Leaving out the pictures, please retype each record exactly.

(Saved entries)
━━━━━━━━━━━━━━━━

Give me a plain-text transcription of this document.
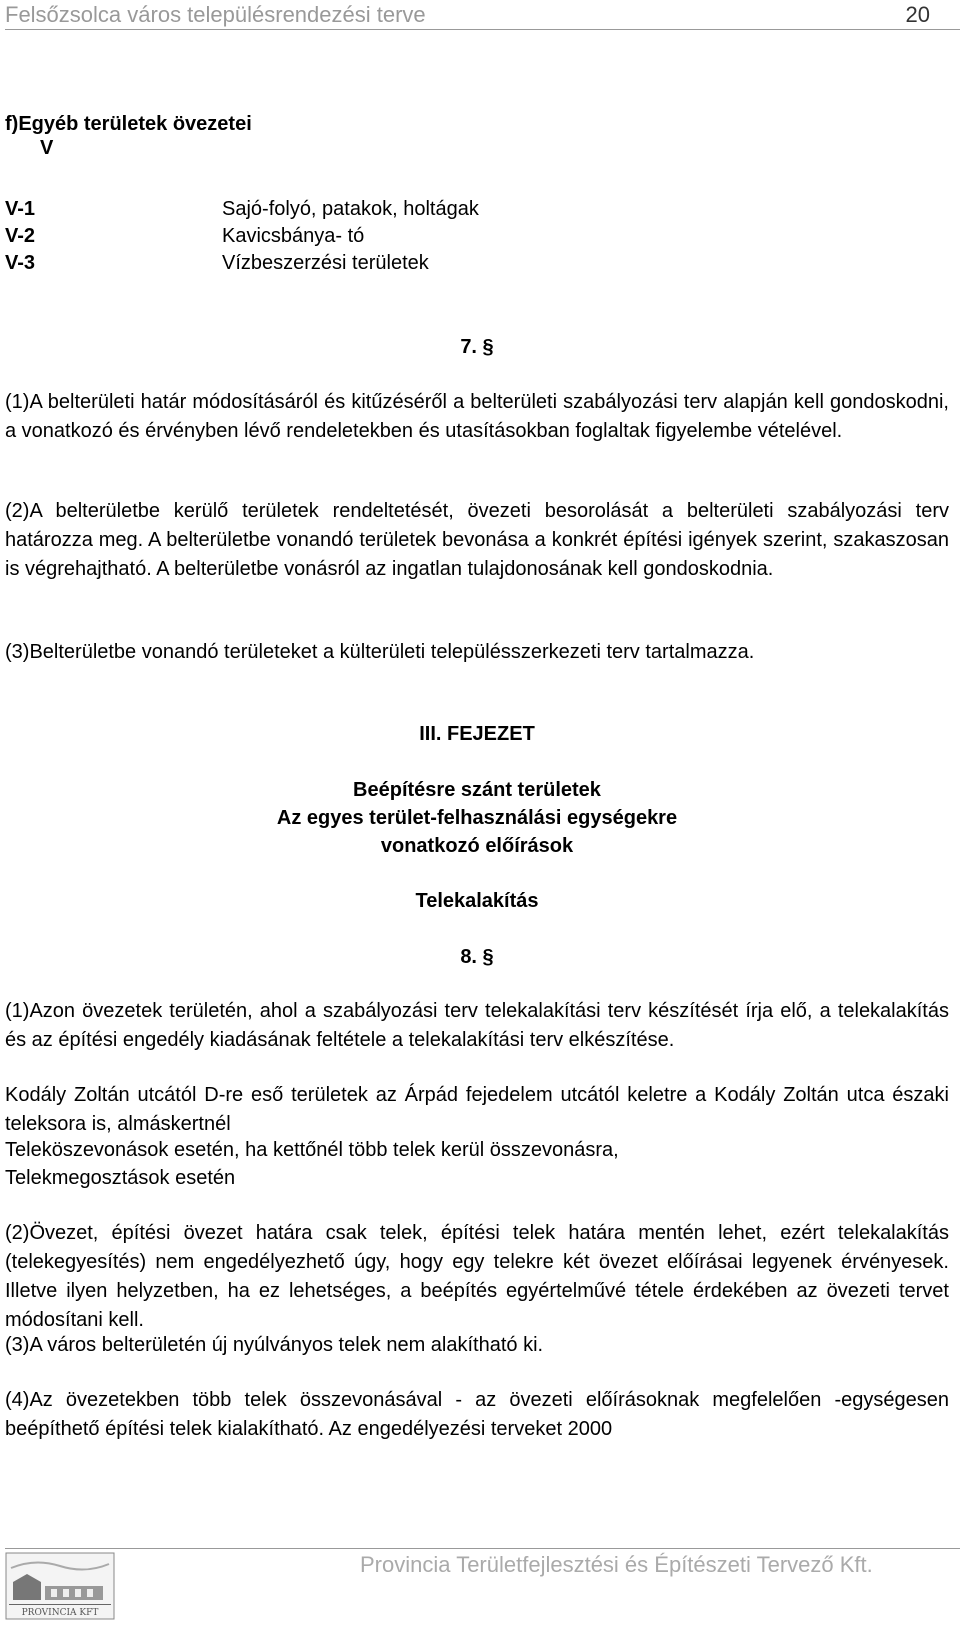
Felsőzsolca város településrendezési terve	20
f)Egyéb területek övezetei
V
V-1	Sajó-folyó, patakok, holtágak
V-2	Kavicsbánya- tó
V-3	Vízbeszerzési területek
7. §
(1)A belterületi határ módosításáról és kitűzéséről a belterületi szabályozási terv alapján kell gondoskodni, a vonatkozó és érvényben lévő rendeletekben és utasításokban foglaltak figyelembe vételével.
(2)A belterületbe kerülő területek rendeltetését, övezeti besorolását a belterületi szabályozási terv határozza meg. A belterületbe vonandó területek bevonása a konkrét építési igények szerint, szakaszosan is végrehajtható. A belterületbe vonásról az ingatlan tulajdonosának kell gondoskodnia.
(3)Belterületbe vonandó területeket a külterületi településszerkezeti terv tartalmazza.
III. FEJEZET
Beépítésre szánt területek
Az egyes terület-felhasználási egységekre
vonatkozó előírások
Telekalakítás
8. §
(1)Azon övezetek területén, ahol a szabályozási terv telekalakítási terv készítését írja elő, a telekalakítás és az építési engedély kiadásának feltétele a telekalakítási terv elkészítése.
Kodály Zoltán utcától D-re eső területek az Árpád fejedelem utcától keletre a Kodály Zoltán utca északi teleksora is, almáskertnél
Teleköszevonások esetén, ha kettőnél több telek kerül összevonásra,
Telekmegosztások esetén
(2)Övezet, építési övezet határa csak telek, építési telek határa mentén lehet, ezért telekalakítás (telekegyesítés) nem engedélyezhető úgy, hogy egy telekre két övezet előírásai legyenek érvényesek. Illetve ilyen helyzetben, ha ez lehetséges, a beépítés egyértelművé tétele érdekében az övezeti tervet módosítani kell.
(3)A város belterületén új nyúlványos telek nem alakítható ki.
(4)Az övezetekben több telek összevonásával - az övezeti előírásoknak megfelelően -egységesen beépíthető építési telek kialakítható. Az engedélyezési terveket 2000
PROVINCIA KFT
Provincia Területfejlesztési és Építészeti Tervező Kft.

━━━━━━━━━━━━━━━━

#### Task response
Give me a plain-text transcription of this document.
Felsőzsolca város településrendezési terve	20
f)Egyéb területek övezetei
V
V-1	Sajó-folyó, patakok, holtágak
V-2	Kavicsbánya- tó
V-3	Vízbeszerzési területek
7. §
(1)A belterületi határ módosításáról és kitűzéséről a belterületi szabályozási terv alapján kell gondoskodni, a vonatkozó és érvényben lévő rendeletekben és utasításokban foglaltak figyelembe vételével.
(2)A belterületbe kerülő területek rendeltetését, övezeti besorolását a belterületi szabályozási terv határozza meg. A belterületbe vonandó területek bevonása a konkrét építési igények szerint, szakaszosan is végrehajtható. A belterületbe vonásról az ingatlan tulajdonosának kell gondoskodnia.
(3)Belterületbe vonandó területeket a külterületi településszerkezeti terv tartalmazza.
III. FEJEZET
Beépítésre szánt területek
Az egyes terület-felhasználási egységekre
vonatkozó előírások
Telekalakítás
8. §
(1)Azon övezetek területén, ahol a szabályozási terv telekalakítási terv készítését írja elő, a telekalakítás és az építési engedély kiadásának feltétele a telekalakítási terv elkészítése.
Kodály Zoltán utcától D-re eső területek az Árpád fejedelem utcától keletre a Kodály Zoltán utca északi teleksora is, almáskertnél
Teleköszevonások esetén, ha kettőnél több telek kerül összevonásra,
Telekmegosztások esetén
(2)Övezet, építési övezet határa csak telek, építési telek határa mentén lehet, ezért telekalakítás (telekegyesítés) nem engedélyezhető úgy, hogy egy telekre két övezet előírásai legyenek érvényesek. Illetve ilyen helyzetben, ha ez lehetséges, a beépítés egyértelművé tétele érdekében az övezeti tervet módosítani kell.
(3)A város belterületén új nyúlványos telek nem alakítható ki.
(4)Az övezetekben több telek összevonásával - az övezeti előírásoknak megfelelően -egységesen beépíthető építési telek kialakítható. Az engedélyezési terveket 2000
PROVINCIA KFT
Provincia Területfejlesztési és Építészeti Tervező Kft.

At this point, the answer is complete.